*Problem*
Write out the lines of the material starting at the line that contains "- table-cell: (n-2)x0.21: [765, 108, 916, 139]" and ending at the line that contains "- header-cell-model: MIT MB-08: [320, 40, 470, 73]", with both of those lines included.

*Provided data*
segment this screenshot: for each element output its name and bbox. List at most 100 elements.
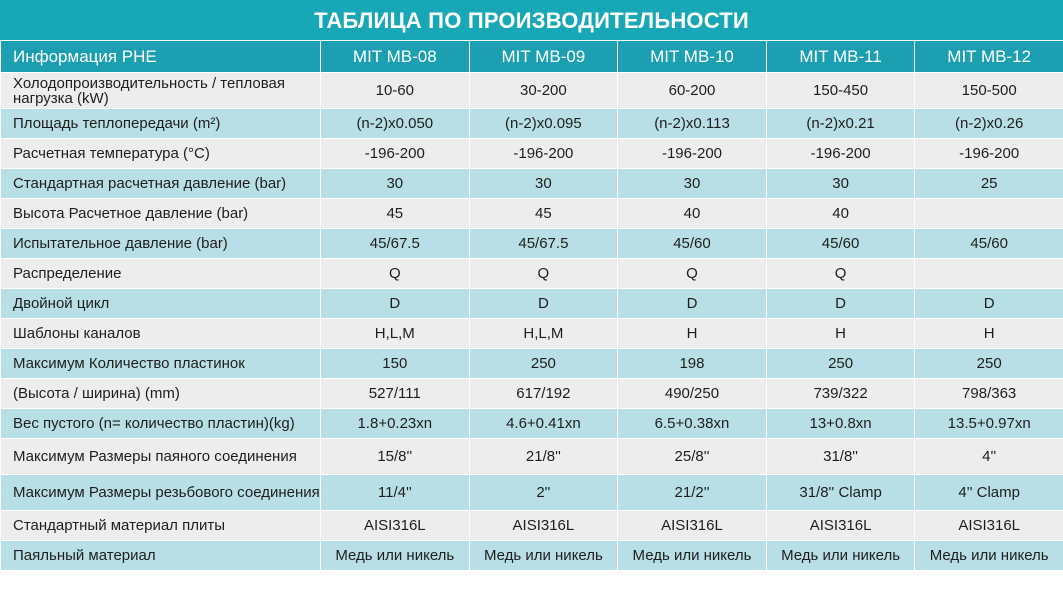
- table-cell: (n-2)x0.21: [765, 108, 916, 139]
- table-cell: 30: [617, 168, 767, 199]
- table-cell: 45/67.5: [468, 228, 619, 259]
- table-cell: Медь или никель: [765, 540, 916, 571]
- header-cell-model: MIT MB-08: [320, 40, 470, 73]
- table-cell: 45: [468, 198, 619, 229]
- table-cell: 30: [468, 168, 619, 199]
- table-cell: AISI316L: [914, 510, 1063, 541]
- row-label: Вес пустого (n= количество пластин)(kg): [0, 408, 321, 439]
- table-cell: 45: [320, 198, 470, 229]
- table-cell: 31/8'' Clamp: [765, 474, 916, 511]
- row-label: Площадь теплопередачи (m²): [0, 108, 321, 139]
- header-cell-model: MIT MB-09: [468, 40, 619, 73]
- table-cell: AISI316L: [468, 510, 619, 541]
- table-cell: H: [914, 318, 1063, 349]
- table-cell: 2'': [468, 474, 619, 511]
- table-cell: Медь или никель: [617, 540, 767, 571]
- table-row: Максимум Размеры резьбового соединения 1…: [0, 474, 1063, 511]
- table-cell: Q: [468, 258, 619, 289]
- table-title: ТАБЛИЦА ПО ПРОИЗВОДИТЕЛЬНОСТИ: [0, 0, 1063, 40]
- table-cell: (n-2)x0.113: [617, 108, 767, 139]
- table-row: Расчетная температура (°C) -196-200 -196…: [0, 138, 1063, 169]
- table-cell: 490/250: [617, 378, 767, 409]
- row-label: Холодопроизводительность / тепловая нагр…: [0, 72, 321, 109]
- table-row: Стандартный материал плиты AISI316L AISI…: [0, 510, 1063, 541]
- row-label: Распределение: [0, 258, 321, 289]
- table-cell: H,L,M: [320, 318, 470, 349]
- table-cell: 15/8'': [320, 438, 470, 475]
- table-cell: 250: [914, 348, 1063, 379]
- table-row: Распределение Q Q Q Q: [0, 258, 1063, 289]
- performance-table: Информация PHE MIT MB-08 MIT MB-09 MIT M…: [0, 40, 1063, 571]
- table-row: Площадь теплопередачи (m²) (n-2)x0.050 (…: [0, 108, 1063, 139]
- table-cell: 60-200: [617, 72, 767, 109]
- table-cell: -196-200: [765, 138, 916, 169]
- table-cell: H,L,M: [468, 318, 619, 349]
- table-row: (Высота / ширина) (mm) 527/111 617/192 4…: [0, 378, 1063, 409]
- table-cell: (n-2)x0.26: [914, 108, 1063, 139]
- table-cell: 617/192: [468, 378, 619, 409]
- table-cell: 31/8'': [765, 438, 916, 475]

*Written answer*
- table-cell: (n-2)x0.21: [765, 108, 916, 139]
- table-cell: 30: [617, 168, 767, 199]
- table-cell: 45/67.5: [468, 228, 619, 259]
- table-cell: Медь или никель: [765, 540, 916, 571]
- header-cell-model: MIT MB-08: [320, 40, 470, 73]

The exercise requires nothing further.